• Your task:
Sift the listing for lines that hold the string "ffffff" and pull them out.
#####
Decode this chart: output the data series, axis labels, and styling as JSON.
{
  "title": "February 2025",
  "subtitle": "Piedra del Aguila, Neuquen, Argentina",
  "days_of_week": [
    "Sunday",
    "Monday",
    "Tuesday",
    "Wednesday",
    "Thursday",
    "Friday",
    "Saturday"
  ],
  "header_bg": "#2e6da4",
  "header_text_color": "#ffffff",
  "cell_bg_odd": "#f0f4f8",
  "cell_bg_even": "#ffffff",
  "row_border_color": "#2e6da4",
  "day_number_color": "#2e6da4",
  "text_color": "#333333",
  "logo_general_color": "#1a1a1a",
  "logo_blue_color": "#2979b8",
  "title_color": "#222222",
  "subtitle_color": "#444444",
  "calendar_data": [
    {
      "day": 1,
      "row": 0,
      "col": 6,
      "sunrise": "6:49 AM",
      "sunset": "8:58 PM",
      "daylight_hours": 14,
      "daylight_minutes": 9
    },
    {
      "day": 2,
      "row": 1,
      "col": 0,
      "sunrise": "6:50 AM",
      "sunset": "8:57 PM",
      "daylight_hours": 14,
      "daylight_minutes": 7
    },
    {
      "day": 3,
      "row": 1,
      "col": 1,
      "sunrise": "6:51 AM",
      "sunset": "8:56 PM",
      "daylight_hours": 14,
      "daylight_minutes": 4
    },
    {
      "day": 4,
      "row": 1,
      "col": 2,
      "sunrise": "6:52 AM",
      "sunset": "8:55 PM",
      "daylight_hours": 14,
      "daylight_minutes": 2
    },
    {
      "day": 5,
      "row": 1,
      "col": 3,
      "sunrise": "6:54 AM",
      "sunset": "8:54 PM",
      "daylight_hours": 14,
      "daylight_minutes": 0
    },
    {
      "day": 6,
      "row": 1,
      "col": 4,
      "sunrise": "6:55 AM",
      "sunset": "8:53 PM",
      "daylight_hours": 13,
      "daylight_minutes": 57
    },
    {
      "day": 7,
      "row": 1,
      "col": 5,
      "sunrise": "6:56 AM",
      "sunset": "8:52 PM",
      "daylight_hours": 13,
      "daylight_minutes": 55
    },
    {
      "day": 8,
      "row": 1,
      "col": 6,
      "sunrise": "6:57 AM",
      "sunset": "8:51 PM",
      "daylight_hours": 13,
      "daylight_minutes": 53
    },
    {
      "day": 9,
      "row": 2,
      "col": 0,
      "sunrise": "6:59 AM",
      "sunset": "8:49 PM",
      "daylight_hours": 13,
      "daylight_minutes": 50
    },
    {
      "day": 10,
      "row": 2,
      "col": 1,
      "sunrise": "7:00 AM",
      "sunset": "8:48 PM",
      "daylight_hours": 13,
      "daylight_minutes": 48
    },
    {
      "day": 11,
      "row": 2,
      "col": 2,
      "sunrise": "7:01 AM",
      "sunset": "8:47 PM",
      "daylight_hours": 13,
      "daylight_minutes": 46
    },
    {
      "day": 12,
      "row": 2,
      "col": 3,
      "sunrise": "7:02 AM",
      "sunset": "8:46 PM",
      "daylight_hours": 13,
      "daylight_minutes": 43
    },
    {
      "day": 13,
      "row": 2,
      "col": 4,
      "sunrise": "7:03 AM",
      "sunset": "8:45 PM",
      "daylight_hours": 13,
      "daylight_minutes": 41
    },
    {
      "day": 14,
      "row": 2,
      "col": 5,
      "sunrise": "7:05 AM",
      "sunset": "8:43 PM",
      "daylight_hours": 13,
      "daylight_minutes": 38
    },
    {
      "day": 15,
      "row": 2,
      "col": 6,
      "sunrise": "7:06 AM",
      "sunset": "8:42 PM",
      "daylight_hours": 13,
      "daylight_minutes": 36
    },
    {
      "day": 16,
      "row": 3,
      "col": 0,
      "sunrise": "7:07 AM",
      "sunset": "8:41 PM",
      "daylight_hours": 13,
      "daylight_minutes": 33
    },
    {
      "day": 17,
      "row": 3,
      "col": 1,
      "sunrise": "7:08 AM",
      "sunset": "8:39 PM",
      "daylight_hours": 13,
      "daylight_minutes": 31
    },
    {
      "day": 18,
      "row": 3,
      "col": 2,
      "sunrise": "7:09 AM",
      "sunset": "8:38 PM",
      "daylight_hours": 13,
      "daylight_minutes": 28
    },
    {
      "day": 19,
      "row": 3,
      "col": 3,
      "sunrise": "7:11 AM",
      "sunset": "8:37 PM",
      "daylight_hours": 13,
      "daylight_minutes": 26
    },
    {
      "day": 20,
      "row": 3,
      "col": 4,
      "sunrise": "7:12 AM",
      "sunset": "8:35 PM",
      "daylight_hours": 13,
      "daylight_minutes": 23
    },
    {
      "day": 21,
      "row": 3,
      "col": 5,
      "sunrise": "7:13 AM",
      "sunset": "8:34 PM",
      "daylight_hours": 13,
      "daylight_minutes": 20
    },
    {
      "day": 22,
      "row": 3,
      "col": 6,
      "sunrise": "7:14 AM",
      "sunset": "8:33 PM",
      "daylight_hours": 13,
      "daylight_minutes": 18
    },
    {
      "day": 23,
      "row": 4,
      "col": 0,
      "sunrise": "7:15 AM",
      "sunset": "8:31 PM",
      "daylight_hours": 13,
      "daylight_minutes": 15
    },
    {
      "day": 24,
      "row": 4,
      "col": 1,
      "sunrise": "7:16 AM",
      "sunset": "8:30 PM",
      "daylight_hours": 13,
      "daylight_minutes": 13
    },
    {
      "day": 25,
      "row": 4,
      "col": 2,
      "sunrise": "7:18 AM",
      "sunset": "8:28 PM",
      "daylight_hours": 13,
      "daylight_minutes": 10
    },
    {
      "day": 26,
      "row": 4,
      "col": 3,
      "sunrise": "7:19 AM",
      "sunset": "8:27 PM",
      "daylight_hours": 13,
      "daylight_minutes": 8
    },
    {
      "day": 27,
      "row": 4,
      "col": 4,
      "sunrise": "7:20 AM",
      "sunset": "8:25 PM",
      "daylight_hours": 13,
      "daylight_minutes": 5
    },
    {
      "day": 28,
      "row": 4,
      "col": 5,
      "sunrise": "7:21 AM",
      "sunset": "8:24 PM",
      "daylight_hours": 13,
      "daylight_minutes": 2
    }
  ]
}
#####
• Solution to this problem:
  "header_text_color": "#ffffff",
  "cell_bg_even": "#ffffff",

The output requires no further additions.